• **Document segment**

2. Breaking Adult B’s Job Into Smaller Parts is Misleading.
These arguments always make the mistake of isolating out some of the tasks of the stay-at-home partner as though they are separate jobs rather than small parts of the overall job. Then they label those small parts as though they are separate and distinct jobs. A web site called Salary.com lists those jobs as daycare teacher, chief executive officer, psychologist, cook (some sites say chef), housekeeper, laundry operator, computer operator, facilities manager, janitor, and van driver (other sources call this a chauffeur). Another recent article included nannie, personal shopper, financial assistant and even PR assistant (because the author apparently expects his wife to serve as an adjunct to his own career by attending, and sometimes hosting dinners and parties related to his work).
But, to borrow the punch line from an old joke, calling a tail a leg doesn’t make it one. I have, out of some necessity, become a fairly competent do-it-yourself-er. I have, for instance painted both the outside and the inside of my house. I am actually quite proud of my skill at cutting-in paint along the ceiling or the door and window trim. But I would never claim to be, in those moments, a painting contractor. Someone who straps the kids into their seats and heads for the mall, or dance lessons, or soccer practice, or the grocery store, or all of those does not suddenly become a chauffeur. If Adult B takes on the responsibility of keeping the checkbook balanced, and maintaining a simple family budget, this is not the equivalent of being a professional financial officer. Cooking the family’s meals does not make one a chef. And so on. Calling what I do at some point during my day a “computer operator” doesn’t actually make me one.

• **Source records**
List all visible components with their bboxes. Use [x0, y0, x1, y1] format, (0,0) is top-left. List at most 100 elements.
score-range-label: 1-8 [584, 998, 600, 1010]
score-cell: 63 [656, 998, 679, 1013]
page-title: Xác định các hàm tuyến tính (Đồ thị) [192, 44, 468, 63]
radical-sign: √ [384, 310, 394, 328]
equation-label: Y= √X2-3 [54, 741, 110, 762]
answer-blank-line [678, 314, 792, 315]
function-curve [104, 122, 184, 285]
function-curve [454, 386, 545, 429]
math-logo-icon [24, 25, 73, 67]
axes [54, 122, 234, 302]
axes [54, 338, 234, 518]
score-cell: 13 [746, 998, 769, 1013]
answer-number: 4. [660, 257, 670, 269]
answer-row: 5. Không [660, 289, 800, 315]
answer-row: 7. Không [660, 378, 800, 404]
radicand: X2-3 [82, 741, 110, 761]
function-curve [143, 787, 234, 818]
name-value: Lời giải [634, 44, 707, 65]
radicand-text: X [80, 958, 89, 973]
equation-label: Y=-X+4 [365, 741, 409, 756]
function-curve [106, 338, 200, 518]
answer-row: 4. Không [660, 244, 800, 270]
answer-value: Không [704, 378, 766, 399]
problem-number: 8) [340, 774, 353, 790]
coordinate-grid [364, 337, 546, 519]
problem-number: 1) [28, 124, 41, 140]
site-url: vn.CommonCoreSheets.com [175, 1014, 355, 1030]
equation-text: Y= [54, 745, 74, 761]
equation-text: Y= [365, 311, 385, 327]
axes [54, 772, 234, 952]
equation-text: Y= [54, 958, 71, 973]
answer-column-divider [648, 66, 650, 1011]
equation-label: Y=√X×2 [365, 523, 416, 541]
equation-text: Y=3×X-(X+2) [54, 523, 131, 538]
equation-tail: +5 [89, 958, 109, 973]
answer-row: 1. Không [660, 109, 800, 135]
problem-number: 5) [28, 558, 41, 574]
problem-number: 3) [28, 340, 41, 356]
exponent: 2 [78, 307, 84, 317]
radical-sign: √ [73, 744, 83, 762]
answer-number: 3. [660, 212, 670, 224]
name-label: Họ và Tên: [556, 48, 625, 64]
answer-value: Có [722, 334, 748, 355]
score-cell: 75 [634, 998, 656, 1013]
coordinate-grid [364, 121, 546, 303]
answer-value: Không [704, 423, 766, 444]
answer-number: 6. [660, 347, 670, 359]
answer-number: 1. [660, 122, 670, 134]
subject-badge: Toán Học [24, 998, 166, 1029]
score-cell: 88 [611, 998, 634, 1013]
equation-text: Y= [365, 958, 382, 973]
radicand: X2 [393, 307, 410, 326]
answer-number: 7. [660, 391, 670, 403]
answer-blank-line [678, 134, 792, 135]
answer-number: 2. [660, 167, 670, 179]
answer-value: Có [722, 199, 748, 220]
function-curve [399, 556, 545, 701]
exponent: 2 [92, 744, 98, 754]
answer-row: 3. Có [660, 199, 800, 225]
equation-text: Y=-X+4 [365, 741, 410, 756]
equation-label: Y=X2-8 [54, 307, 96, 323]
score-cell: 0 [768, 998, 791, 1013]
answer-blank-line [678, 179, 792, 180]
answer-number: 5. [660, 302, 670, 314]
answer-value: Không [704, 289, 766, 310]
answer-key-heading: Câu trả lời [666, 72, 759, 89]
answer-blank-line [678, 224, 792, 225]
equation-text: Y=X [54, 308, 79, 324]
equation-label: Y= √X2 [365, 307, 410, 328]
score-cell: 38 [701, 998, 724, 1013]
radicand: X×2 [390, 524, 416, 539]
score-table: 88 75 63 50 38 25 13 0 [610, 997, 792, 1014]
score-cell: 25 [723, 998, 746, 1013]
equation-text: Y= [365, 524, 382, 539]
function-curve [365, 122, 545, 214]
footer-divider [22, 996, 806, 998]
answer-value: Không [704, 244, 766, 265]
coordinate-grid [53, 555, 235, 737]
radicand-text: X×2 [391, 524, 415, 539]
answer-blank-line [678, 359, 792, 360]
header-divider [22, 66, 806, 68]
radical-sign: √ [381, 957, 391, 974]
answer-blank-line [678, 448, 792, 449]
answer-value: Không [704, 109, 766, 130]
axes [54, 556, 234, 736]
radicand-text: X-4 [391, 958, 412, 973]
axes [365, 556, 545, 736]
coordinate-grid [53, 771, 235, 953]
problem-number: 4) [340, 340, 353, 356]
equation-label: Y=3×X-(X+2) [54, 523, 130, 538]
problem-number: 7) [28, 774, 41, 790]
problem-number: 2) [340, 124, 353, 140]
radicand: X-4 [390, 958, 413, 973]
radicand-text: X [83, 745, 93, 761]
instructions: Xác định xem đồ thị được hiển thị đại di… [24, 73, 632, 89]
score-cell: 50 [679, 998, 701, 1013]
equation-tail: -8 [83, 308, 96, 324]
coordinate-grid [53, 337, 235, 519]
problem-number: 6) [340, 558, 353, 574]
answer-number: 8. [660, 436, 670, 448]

• **Set problem**
Resume the argument about pricing a stay-at-home partner's work, starting right after its last sentence.

• **Response to this exercise**
The analyses then make some claim as to the “average” number of hours a week spent on each of these jobs. Aside from the question of the validity and accuracy of these averages, there are few professional jobs that would ever be broken down this way. I was a college professor. The job involved a variety of tasks. I taught; I planned my classes; I assigned, collected, evaluated, and I graded assignments; I kept track of students’ progress and a record of their work in the class. I also did a certain amount of committee work related to the things such as the college curriculum, long-range planning, goals, and mission. But I got paid for the whole job. I didn’t get paid one amount as a group leader, something else as data analyst, another amount as computer operator or word processing specialist or lecturer. The job is the whole job, and the value of the job is not the sum of its parts. Even an attorney, who needs to document her time for each client by the separate tasks performed, charges for an hour’s worth of her time, not differently for each thing she does.
3. The Calculations Ignore Overlapping Work and Multi-tasking.
When Adult B packs the kid or kids into the van and heads for the store to pick up some groceries, several of the jobs overlap. But isn’t buying groceries one of the responsibilities of a chef; isn’t planning what food to have around part of child care; if there is a spontaneous side trip to the cleaners are we in the realm of laundry operator; and can we really separate out the driving necessary to get to the store and home again from the tasks of shopping and getting the cleaning?
4. The Calculations Ignore Everything Adult A Does Besides The Salaried Work.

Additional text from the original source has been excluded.